• [Work to complete]
Please translate this sentence from the abstract on multimodal compressive microscopy into French: "This method makes it possible to reconstruct an image by using only a fraction of the measurements necessary compared to the number of pixels."

Multimodal compressive microscopy of fluorescence dynamics and transmittance spectra

Abstract

Absorption spectroscopy and photoluminescence (PL) decay measurement count among the most used spectroscopic methods to characterize optical materials. Therefore, an extension of these techniques into the imaging mode – hyperspectral imaging (HSI) and fluorescence lifetime imaging (FLIM) – is immensely useful and commonly used. The measurement of transmittance HSI and FLIM is seldom combined in a single system due to the necessity to use very different working conditions. For HSI, high light intensity needs to illuminate a sample as its image is typically scanned across a slit. On the contrary, the most common FLIM technique, time-correlated single-photon counting (TCSPC), uses low-light conditions and laser beam scanning. We present a versatile multimodal microscopic system that combined transmittance HSI with FLIM using a single setup based on compressed sensing, namely on the so-called single-pixel camera (SPC). This method makes it possible to reconstruct an image by using only a fraction of the measurements necessary compared to the number of pixels. The use of the SPC concept allowed us to create multidimensional HS and FLIM maps, which are inherently matched. Moreover, their spectral and temporal resolution follows the resolution of the used spectrometer and TCSPC setup. Our system is also highly versatile with respect to image magnification and field of view. Owing to the use of a digital micromirror device, we can switch without any modification of the setup, from the large field of view (3.5 × 2.6 mm) to the imaging on the micrometer scale limited only by the microscope lens. We demonstrate the functionality of the setup in both HS and FLIM mode on the testing samples of fluorescent dyes, luminophore (LuAG:Ce), and the cells of Convallaria.

• [Data for analysis]
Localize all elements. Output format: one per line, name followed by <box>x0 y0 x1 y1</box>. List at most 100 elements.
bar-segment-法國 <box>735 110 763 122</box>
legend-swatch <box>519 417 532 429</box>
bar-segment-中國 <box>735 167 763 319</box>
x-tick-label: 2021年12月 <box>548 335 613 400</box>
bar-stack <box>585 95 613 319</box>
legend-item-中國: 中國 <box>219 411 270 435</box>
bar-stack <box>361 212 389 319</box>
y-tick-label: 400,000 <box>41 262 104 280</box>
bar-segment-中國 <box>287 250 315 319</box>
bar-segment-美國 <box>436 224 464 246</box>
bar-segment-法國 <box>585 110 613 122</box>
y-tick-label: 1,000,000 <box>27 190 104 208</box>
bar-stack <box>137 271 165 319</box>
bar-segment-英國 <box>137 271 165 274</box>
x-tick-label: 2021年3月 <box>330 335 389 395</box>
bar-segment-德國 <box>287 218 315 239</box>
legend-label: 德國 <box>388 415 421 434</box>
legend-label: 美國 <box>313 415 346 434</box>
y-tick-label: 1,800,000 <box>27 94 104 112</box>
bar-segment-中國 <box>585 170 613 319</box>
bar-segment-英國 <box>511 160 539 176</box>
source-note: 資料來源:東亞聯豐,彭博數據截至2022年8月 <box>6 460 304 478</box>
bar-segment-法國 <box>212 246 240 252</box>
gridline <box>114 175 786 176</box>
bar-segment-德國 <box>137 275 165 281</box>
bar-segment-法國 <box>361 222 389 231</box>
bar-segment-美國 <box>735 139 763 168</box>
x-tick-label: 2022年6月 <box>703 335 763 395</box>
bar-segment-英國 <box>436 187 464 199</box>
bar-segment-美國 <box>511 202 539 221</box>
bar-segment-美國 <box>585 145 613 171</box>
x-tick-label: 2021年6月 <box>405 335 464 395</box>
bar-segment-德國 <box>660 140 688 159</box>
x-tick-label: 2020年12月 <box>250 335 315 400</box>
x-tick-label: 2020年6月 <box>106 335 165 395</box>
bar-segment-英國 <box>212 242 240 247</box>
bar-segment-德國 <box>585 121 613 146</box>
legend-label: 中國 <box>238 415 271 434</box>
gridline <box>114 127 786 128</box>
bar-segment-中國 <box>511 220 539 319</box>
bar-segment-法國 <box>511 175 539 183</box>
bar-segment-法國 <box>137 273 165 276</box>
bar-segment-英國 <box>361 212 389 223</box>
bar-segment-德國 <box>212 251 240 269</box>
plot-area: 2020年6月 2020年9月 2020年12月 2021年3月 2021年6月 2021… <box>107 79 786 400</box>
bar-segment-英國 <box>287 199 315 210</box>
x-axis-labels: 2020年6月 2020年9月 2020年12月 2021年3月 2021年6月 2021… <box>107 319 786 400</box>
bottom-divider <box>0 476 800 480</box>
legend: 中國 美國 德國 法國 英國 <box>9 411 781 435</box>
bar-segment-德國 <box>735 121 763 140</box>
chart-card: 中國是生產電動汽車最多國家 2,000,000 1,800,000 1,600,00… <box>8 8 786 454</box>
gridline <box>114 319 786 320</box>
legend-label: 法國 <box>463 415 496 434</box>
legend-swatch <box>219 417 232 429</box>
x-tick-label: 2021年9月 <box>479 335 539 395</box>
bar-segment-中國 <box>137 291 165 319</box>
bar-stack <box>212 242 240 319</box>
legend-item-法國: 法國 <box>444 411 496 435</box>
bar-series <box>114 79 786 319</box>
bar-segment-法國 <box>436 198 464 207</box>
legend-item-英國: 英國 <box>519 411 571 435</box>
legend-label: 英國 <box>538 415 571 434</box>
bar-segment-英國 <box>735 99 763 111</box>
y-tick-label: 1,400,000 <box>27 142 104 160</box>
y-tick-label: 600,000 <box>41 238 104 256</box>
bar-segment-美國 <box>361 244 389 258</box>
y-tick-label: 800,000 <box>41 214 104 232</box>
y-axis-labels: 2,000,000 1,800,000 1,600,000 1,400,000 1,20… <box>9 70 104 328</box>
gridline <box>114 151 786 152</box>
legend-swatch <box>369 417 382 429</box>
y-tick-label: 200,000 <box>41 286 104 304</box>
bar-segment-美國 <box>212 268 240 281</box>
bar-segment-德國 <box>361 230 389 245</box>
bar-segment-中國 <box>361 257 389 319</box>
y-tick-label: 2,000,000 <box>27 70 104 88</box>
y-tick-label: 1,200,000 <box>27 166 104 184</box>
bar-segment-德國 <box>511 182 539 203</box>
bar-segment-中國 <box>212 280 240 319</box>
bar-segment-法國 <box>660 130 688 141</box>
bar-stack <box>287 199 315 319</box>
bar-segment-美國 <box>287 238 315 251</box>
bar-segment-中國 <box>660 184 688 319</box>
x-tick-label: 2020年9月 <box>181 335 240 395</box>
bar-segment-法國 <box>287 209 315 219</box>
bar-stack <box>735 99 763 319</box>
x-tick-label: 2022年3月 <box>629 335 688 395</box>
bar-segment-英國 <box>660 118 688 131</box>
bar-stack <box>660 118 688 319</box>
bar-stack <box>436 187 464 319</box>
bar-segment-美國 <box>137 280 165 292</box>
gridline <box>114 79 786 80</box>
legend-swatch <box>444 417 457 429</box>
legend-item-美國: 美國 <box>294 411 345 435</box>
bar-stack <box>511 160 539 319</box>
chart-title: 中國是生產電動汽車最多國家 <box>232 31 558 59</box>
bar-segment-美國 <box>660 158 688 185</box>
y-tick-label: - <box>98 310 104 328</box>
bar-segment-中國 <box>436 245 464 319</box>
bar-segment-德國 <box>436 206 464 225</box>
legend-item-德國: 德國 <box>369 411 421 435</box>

• [Solution to the exercise]
Cette méthode permet de reconstruire une image en n'utilisant qu'une fraction des mesures nécessaires par rapport au nombre de pixels.